## START EXERCISE INPUTS
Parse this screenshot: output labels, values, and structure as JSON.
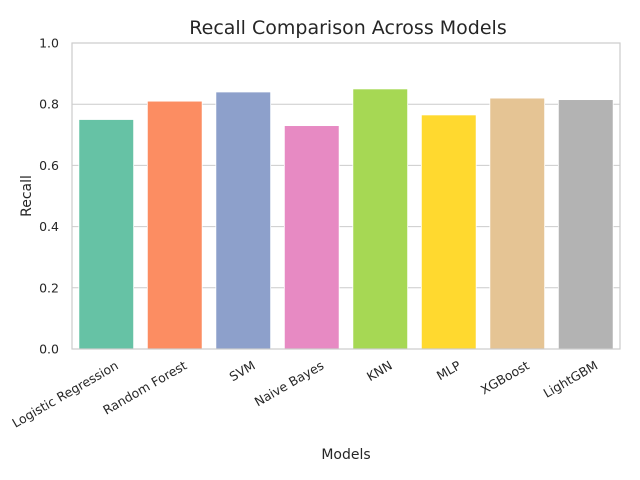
{
  "chart_data": {
    "type": "bar",
    "title": "Recall Comparison Across Models",
    "xlabel": "Models",
    "ylabel": "Recall",
    "ylim": [
      0,
      1.0
    ],
    "yticks": [
      "0.0",
      "0.2",
      "0.4",
      "0.6",
      "0.8",
      "1.0"
    ],
    "grid": "y",
    "categories": [
      "Logistic Regression",
      "Random Forest",
      "SVM",
      "Naive Bayes",
      "KNN",
      "MLP",
      "XGBoost",
      "LightGBM"
    ],
    "values": [
      0.75,
      0.81,
      0.84,
      0.73,
      0.85,
      0.765,
      0.82,
      0.815
    ],
    "colors": [
      "#66c2a5",
      "#fc8d62",
      "#8da0cb",
      "#e78ac3",
      "#a6d854",
      "#ffd92f",
      "#e5c494",
      "#b3b3b3"
    ]
  }
}
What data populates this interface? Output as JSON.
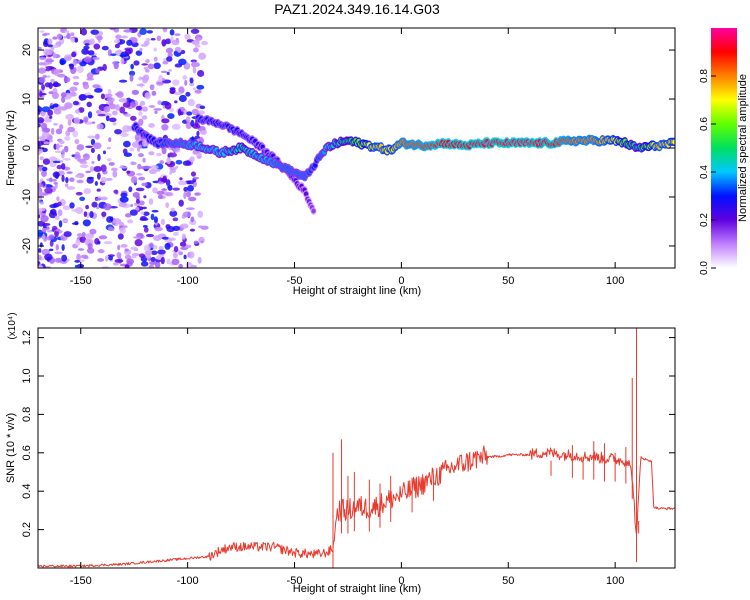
{
  "title": "PAZ1.2024.349.16.14.G03",
  "chart_data": [
    {
      "type": "heatmap",
      "xlabel": "Height of straight line (km)",
      "ylabel": "Frequency (Hz)",
      "xlim": [
        -170,
        128
      ],
      "ylim": [
        -24.5,
        24.5
      ],
      "xticks": [
        -150,
        -100,
        -50,
        0,
        50,
        100
      ],
      "xtick_labels": [
        "-150",
        "-100",
        "-50",
        "0",
        "50",
        "100"
      ],
      "yticks": [
        20,
        10,
        0,
        -10,
        -20
      ],
      "ytick_labels": [
        "20",
        "10",
        "0",
        "-10",
        "-20"
      ],
      "colorbar": {
        "label": "Normalized spectral amplitude",
        "range": [
          0,
          1
        ],
        "ticks": [
          0.0,
          0.2,
          0.4,
          0.6,
          0.8
        ],
        "tick_labels": [
          "0.0",
          "0.2",
          "0.4",
          "0.6",
          "0.8"
        ],
        "colors": [
          "#ffffff",
          "#c080ff",
          "#6000e0",
          "#0010ff",
          "#00c8ff",
          "#00e060",
          "#60ff00",
          "#ffff00",
          "#ff8000",
          "#ff0000",
          "#ff00a0"
        ]
      },
      "ridge": {
        "x": [
          -125,
          -115,
          -105,
          -95,
          -85,
          -75,
          -65,
          -55,
          -45,
          -40,
          -35,
          -30,
          -25,
          -20,
          -15,
          -10,
          -5,
          0,
          10,
          20,
          30,
          40,
          50,
          60,
          70,
          80,
          90,
          100,
          105,
          110,
          120,
          128
        ],
        "freq": [
          4.5,
          1,
          1,
          0.5,
          -1,
          0,
          -2,
          -4,
          -6,
          -3,
          0,
          1,
          1.5,
          1,
          0.5,
          0,
          -0.5,
          1,
          0.5,
          1,
          0.5,
          1,
          1,
          1,
          1,
          1.5,
          1.5,
          1.5,
          1,
          0,
          0.5,
          1
        ],
        "amplitude": [
          0.3,
          0.3,
          0.35,
          0.4,
          0.4,
          0.45,
          0.4,
          0.35,
          0.35,
          0.3,
          0.4,
          0.45,
          0.5,
          0.6,
          0.7,
          0.75,
          0.7,
          0.8,
          0.85,
          0.9,
          0.9,
          0.95,
          0.95,
          0.95,
          0.9,
          0.8,
          0.8,
          0.7,
          0.55,
          0.45,
          0.75,
          0.7
        ]
      },
      "ridge2": {
        "x": [
          -95,
          -85,
          -75,
          -65,
          -55,
          -45,
          -41
        ],
        "freq": [
          6,
          5,
          3,
          0,
          -4,
          -9,
          -13
        ],
        "amplitude": [
          0.3,
          0.3,
          0.3,
          0.25,
          0.25,
          0.2,
          0.15
        ]
      }
    },
    {
      "type": "line",
      "xlabel": "Height of straight line (km)",
      "ylabel": "SNR (10 * v/v)",
      "yscale_label": "(x10⁴)",
      "xlim": [
        -170,
        128
      ],
      "ylim": [
        0,
        1.25
      ],
      "xticks": [
        -150,
        -100,
        -50,
        0,
        50,
        100
      ],
      "xtick_labels": [
        "-150",
        "-100",
        "-50",
        "0",
        "50",
        "100"
      ],
      "yticks": [
        0.2,
        0.4,
        0.6,
        0.8,
        1.0,
        1.2
      ],
      "ytick_labels": [
        "0.2",
        "0.4",
        "0.6",
        "0.8",
        "1.0",
        "1.2"
      ],
      "color": "#e83a2e",
      "series": [
        {
          "x": [
            -170,
            -150,
            -130,
            -120,
            -110,
            -100,
            -90,
            -85,
            -80,
            -70,
            -60,
            -50,
            -40,
            -35,
            -32,
            -30,
            -25,
            -20,
            -15,
            -10,
            -5,
            0,
            5,
            10,
            15,
            20,
            25,
            30,
            35,
            40,
            45,
            50,
            55,
            60,
            65,
            70,
            75,
            80,
            85,
            90,
            95,
            100,
            102,
            104,
            106,
            108,
            110,
            112,
            115,
            117,
            118,
            120,
            125,
            128
          ],
          "y": [
            0.01,
            0.01,
            0.02,
            0.03,
            0.04,
            0.05,
            0.06,
            0.09,
            0.11,
            0.11,
            0.11,
            0.08,
            0.07,
            0.08,
            0.1,
            0.3,
            0.3,
            0.32,
            0.31,
            0.33,
            0.36,
            0.38,
            0.41,
            0.44,
            0.47,
            0.5,
            0.53,
            0.55,
            0.57,
            0.58,
            0.58,
            0.59,
            0.59,
            0.59,
            0.6,
            0.6,
            0.59,
            0.59,
            0.58,
            0.58,
            0.57,
            0.57,
            0.56,
            0.56,
            0.56,
            0.48,
            0.15,
            0.58,
            0.56,
            0.56,
            0.32,
            0.31,
            0.31,
            0.31
          ],
          "spikes": {
            "x": [
              -32,
              -28,
              -25,
              -22,
              -15,
              -10,
              -5,
              5,
              15,
              70,
              80,
              85,
              90,
              95,
              100,
              105,
              108,
              110,
              111
            ],
            "y": [
              0.6,
              0.67,
              0.48,
              0.5,
              0.46,
              0.44,
              0.48,
              0.47,
              0.45,
              0.56,
              0.64,
              0.58,
              0.66,
              0.65,
              0.6,
              0.63,
              0.99,
              1.25,
              0.18
            ]
          }
        }
      ]
    }
  ]
}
## END EXERCISE INPUTS
_DESCRIPTION OF THE TASK_
Leaving out the pictures, repeat the data above exactly.

_RESULT BELOW_
Parse this screenshot: output labels, values, and structure as JSON.
{
  "chart_data": {
    "type": "bar",
    "title": "Recall Comparison Across Models",
    "xlabel": "Models",
    "ylabel": "Recall",
    "ylim": [
      0,
      1.0
    ],
    "yticks": [
      "0.0",
      "0.2",
      "0.4",
      "0.6",
      "0.8",
      "1.0"
    ],
    "grid": "y",
    "categories": [
      "Logistic Regression",
      "Random Forest",
      "SVM",
      "Naive Bayes",
      "KNN",
      "MLP",
      "XGBoost",
      "LightGBM"
    ],
    "values": [
      0.75,
      0.81,
      0.84,
      0.73,
      0.85,
      0.765,
      0.82,
      0.815
    ],
    "colors": [
      "#66c2a5",
      "#fc8d62",
      "#8da0cb",
      "#e78ac3",
      "#a6d854",
      "#ffd92f",
      "#e5c494",
      "#b3b3b3"
    ]
  }
}
What data populates this interface? Output as JSON.
{
  "title": "PAZ1.2024.349.16.14.G03",
  "chart_data": [
    {
      "type": "heatmap",
      "xlabel": "Height of straight line (km)",
      "ylabel": "Frequency (Hz)",
      "xlim": [
        -170,
        128
      ],
      "ylim": [
        -24.5,
        24.5
      ],
      "xticks": [
        -150,
        -100,
        -50,
        0,
        50,
        100
      ],
      "xtick_labels": [
        "-150",
        "-100",
        "-50",
        "0",
        "50",
        "100"
      ],
      "yticks": [
        20,
        10,
        0,
        -10,
        -20
      ],
      "ytick_labels": [
        "20",
        "10",
        "0",
        "-10",
        "-20"
      ],
      "colorbar": {
        "label": "Normalized spectral amplitude",
        "range": [
          0,
          1
        ],
        "ticks": [
          0.0,
          0.2,
          0.4,
          0.6,
          0.8
        ],
        "tick_labels": [
          "0.0",
          "0.2",
          "0.4",
          "0.6",
          "0.8"
        ],
        "colors": [
          "#ffffff",
          "#c080ff",
          "#6000e0",
          "#0010ff",
          "#00c8ff",
          "#00e060",
          "#60ff00",
          "#ffff00",
          "#ff8000",
          "#ff0000",
          "#ff00a0"
        ]
      },
      "ridge": {
        "x": [
          -125,
          -115,
          -105,
          -95,
          -85,
          -75,
          -65,
          -55,
          -45,
          -40,
          -35,
          -30,
          -25,
          -20,
          -15,
          -10,
          -5,
          0,
          10,
          20,
          30,
          40,
          50,
          60,
          70,
          80,
          90,
          100,
          105,
          110,
          120,
          128
        ],
        "freq": [
          4.5,
          1,
          1,
          0.5,
          -1,
          0,
          -2,
          -4,
          -6,
          -3,
          0,
          1,
          1.5,
          1,
          0.5,
          0,
          -0.5,
          1,
          0.5,
          1,
          0.5,
          1,
          1,
          1,
          1,
          1.5,
          1.5,
          1.5,
          1,
          0,
          0.5,
          1
        ],
        "amplitude": [
          0.3,
          0.3,
          0.35,
          0.4,
          0.4,
          0.45,
          0.4,
          0.35,
          0.35,
          0.3,
          0.4,
          0.45,
          0.5,
          0.6,
          0.7,
          0.75,
          0.7,
          0.8,
          0.85,
          0.9,
          0.9,
          0.95,
          0.95,
          0.95,
          0.9,
          0.8,
          0.8,
          0.7,
          0.55,
          0.45,
          0.75,
          0.7
        ]
      },
      "ridge2": {
        "x": [
          -95,
          -85,
          -75,
          -65,
          -55,
          -45,
          -41
        ],
        "freq": [
          6,
          5,
          3,
          0,
          -4,
          -9,
          -13
        ],
        "amplitude": [
          0.3,
          0.3,
          0.3,
          0.25,
          0.25,
          0.2,
          0.15
        ]
      }
    },
    {
      "type": "line",
      "xlabel": "Height of straight line (km)",
      "ylabel": "SNR (10 * v/v)",
      "yscale_label": "(x10⁴)",
      "xlim": [
        -170,
        128
      ],
      "ylim": [
        0,
        1.25
      ],
      "xticks": [
        -150,
        -100,
        -50,
        0,
        50,
        100
      ],
      "xtick_labels": [
        "-150",
        "-100",
        "-50",
        "0",
        "50",
        "100"
      ],
      "yticks": [
        0.2,
        0.4,
        0.6,
        0.8,
        1.0,
        1.2
      ],
      "ytick_labels": [
        "0.2",
        "0.4",
        "0.6",
        "0.8",
        "1.0",
        "1.2"
      ],
      "color": "#e83a2e",
      "series": [
        {
          "x": [
            -170,
            -150,
            -130,
            -120,
            -110,
            -100,
            -90,
            -85,
            -80,
            -70,
            -60,
            -50,
            -40,
            -35,
            -32,
            -30,
            -25,
            -20,
            -15,
            -10,
            -5,
            0,
            5,
            10,
            15,
            20,
            25,
            30,
            35,
            40,
            45,
            50,
            55,
            60,
            65,
            70,
            75,
            80,
            85,
            90,
            95,
            100,
            102,
            104,
            106,
            108,
            110,
            112,
            115,
            117,
            118,
            120,
            125,
            128
          ],
          "y": [
            0.01,
            0.01,
            0.02,
            0.03,
            0.04,
            0.05,
            0.06,
            0.09,
            0.11,
            0.11,
            0.11,
            0.08,
            0.07,
            0.08,
            0.1,
            0.3,
            0.3,
            0.32,
            0.31,
            0.33,
            0.36,
            0.38,
            0.41,
            0.44,
            0.47,
            0.5,
            0.53,
            0.55,
            0.57,
            0.58,
            0.58,
            0.59,
            0.59,
            0.59,
            0.6,
            0.6,
            0.59,
            0.59,
            0.58,
            0.58,
            0.57,
            0.57,
            0.56,
            0.56,
            0.56,
            0.48,
            0.15,
            0.58,
            0.56,
            0.56,
            0.32,
            0.31,
            0.31,
            0.31
          ],
          "spikes": {
            "x": [
              -32,
              -28,
              -25,
              -22,
              -15,
              -10,
              -5,
              5,
              15,
              70,
              80,
              85,
              90,
              95,
              100,
              105,
              108,
              110,
              111
            ],
            "y": [
              0.6,
              0.67,
              0.48,
              0.5,
              0.46,
              0.44,
              0.48,
              0.47,
              0.45,
              0.56,
              0.64,
              0.58,
              0.66,
              0.65,
              0.6,
              0.63,
              0.99,
              1.25,
              0.18
            ]
          }
        }
      ]
    }
  ]
}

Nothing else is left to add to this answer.